The exercise: Pick out the lines in the listing below that contain the word "color" and copy them.
---------- Records supplied
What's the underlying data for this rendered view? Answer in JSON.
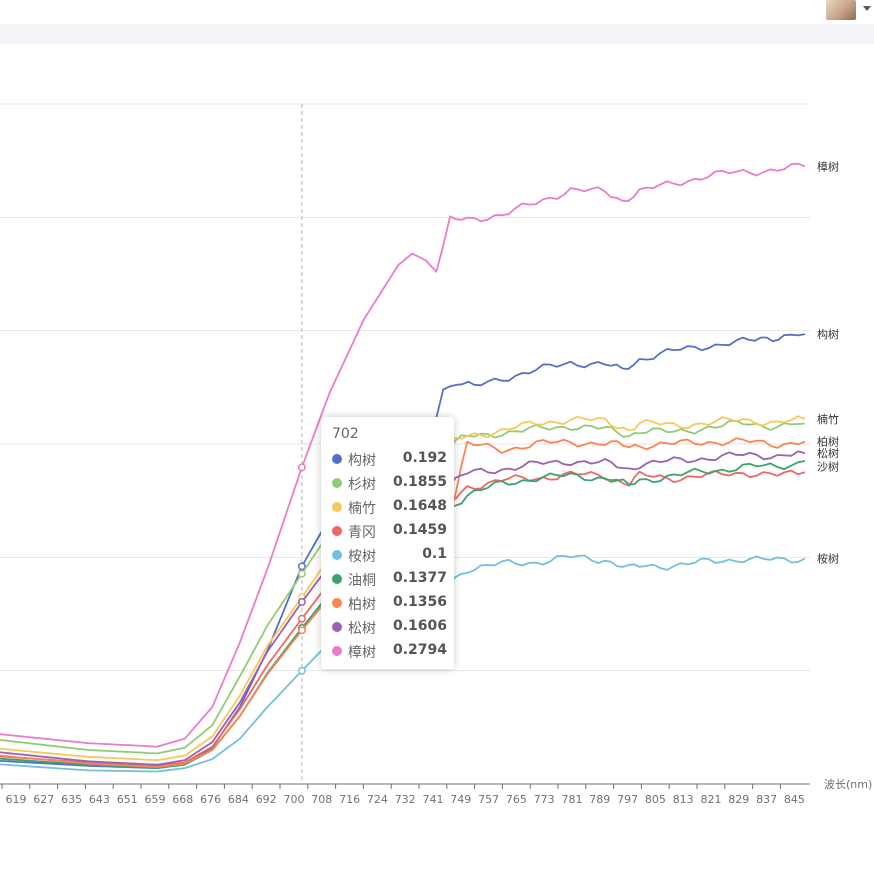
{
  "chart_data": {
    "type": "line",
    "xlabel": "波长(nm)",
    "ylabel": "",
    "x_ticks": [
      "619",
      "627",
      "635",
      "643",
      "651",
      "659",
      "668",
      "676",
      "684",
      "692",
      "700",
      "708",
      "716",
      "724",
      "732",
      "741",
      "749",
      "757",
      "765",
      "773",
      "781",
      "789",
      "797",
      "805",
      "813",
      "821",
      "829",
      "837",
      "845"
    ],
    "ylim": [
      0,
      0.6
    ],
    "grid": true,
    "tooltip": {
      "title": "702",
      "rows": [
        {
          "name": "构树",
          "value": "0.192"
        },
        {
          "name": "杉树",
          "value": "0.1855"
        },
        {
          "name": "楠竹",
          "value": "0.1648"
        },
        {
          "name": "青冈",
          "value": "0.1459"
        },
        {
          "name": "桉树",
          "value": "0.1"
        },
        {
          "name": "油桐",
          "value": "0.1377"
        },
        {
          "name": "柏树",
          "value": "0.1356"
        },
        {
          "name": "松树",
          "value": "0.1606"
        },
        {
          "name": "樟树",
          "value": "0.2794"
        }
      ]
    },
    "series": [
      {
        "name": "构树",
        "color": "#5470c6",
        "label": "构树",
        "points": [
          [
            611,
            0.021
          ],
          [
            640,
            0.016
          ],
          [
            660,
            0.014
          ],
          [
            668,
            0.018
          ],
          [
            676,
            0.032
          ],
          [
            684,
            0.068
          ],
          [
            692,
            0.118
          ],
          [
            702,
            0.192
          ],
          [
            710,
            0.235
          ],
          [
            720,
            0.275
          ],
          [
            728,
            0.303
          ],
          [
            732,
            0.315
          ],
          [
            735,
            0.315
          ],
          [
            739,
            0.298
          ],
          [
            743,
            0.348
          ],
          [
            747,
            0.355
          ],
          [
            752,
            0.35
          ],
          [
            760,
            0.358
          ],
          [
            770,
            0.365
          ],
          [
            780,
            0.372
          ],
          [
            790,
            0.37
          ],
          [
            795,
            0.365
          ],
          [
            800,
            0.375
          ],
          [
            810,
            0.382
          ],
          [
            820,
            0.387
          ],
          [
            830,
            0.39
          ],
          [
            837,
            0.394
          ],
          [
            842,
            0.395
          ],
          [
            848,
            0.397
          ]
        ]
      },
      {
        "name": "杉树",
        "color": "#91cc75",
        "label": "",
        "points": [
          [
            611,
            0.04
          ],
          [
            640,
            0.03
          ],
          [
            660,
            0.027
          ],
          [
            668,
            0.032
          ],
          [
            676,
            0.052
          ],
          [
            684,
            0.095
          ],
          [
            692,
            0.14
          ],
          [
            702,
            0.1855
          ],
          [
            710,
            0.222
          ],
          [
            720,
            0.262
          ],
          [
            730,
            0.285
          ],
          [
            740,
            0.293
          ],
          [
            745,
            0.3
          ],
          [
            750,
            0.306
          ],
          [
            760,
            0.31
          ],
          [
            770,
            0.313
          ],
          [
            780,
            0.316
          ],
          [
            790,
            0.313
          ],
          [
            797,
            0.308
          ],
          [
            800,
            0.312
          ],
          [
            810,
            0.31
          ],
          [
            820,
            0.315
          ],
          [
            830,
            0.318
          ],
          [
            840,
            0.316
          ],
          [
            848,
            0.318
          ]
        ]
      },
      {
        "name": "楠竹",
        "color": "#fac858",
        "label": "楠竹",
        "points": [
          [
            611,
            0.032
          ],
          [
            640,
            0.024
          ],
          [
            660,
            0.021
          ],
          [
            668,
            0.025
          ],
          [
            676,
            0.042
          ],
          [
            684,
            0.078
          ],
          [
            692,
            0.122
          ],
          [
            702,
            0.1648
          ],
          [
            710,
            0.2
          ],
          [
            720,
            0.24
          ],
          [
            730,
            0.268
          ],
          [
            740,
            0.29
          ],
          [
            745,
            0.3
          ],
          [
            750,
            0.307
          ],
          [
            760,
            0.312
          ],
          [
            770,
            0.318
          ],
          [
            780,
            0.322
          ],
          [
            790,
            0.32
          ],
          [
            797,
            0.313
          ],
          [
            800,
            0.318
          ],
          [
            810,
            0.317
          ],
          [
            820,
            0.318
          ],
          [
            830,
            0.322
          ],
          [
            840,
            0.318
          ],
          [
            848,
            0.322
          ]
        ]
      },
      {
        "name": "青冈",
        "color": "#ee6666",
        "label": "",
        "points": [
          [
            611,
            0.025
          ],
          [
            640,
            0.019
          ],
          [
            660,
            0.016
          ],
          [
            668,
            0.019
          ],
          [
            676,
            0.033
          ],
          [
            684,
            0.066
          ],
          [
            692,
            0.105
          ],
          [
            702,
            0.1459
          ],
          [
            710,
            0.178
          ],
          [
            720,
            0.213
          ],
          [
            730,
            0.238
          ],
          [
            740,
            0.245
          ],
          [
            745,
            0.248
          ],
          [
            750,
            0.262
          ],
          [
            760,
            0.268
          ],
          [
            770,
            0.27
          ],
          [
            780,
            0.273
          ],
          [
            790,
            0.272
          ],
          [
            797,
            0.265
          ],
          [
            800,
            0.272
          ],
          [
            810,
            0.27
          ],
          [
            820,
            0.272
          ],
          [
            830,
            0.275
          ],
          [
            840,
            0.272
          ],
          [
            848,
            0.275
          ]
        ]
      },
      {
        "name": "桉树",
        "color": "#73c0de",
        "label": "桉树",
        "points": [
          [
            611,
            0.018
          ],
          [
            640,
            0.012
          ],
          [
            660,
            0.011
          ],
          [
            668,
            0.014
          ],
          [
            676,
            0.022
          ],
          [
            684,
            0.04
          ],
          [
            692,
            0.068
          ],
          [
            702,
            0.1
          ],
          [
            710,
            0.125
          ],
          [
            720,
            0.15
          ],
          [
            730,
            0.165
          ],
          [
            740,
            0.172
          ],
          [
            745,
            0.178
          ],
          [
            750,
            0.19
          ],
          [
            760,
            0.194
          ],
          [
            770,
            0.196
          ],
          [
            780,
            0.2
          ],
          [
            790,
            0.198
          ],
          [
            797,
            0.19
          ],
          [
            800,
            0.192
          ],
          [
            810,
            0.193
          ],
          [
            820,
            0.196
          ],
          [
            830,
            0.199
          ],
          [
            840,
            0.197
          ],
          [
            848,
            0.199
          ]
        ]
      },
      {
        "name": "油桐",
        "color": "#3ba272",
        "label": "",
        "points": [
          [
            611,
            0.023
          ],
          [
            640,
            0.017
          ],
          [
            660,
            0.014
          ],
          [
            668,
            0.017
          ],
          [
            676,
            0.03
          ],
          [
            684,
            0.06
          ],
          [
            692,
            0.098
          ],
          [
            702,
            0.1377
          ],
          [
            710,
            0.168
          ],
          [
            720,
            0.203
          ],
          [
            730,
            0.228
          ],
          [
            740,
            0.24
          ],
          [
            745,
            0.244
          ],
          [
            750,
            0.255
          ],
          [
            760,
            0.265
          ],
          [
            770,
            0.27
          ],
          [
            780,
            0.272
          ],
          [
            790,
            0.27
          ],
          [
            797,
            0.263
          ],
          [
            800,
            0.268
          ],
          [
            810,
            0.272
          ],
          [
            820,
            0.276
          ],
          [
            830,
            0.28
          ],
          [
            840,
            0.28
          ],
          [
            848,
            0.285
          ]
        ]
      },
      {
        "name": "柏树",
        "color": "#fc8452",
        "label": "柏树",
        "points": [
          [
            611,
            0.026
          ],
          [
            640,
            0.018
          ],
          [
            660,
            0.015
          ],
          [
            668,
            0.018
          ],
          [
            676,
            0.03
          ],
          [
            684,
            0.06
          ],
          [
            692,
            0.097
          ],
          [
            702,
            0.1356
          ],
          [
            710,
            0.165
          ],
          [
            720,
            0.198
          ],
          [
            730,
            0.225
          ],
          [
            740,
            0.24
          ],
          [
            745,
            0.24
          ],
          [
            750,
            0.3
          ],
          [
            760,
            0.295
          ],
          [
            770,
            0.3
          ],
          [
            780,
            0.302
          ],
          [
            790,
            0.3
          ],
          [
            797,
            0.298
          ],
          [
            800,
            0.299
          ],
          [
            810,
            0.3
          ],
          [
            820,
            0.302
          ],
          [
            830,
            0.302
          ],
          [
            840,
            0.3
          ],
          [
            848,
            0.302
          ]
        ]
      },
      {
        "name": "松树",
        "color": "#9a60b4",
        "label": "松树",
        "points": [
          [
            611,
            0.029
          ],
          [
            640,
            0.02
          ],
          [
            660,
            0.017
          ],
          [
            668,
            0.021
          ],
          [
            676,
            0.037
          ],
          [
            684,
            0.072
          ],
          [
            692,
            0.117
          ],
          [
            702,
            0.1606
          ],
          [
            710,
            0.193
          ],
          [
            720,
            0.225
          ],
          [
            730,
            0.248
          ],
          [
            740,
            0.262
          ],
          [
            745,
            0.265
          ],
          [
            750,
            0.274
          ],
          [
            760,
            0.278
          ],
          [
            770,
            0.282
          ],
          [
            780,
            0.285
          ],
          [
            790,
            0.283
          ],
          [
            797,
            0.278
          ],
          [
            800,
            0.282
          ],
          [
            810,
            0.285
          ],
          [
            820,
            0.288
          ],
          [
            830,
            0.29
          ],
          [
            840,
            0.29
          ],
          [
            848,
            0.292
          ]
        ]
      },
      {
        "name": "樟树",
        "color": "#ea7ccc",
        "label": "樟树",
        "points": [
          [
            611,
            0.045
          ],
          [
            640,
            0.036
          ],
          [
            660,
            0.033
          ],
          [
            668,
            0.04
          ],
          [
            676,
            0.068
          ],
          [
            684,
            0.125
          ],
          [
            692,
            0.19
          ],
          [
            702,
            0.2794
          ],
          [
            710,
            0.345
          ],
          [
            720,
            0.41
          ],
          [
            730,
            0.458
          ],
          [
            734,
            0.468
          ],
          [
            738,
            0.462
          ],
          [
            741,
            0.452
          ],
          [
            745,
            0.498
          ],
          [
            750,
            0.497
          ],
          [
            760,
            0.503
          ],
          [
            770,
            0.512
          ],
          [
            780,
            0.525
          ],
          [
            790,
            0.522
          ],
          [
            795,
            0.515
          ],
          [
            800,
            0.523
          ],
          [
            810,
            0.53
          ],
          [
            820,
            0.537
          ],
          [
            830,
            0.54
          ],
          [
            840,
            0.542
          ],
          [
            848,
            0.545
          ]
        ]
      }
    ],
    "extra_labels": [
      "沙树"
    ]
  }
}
--------------------
Finished task:
        "color": "#5470c6",
        "color": "#91cc75",
        "color": "#fac858",
        "color": "#ee6666",
        "color": "#73c0de",
        "color": "#3ba272",
        "color": "#fc8452",
        "color": "#9a60b4",
        "color": "#ea7ccc",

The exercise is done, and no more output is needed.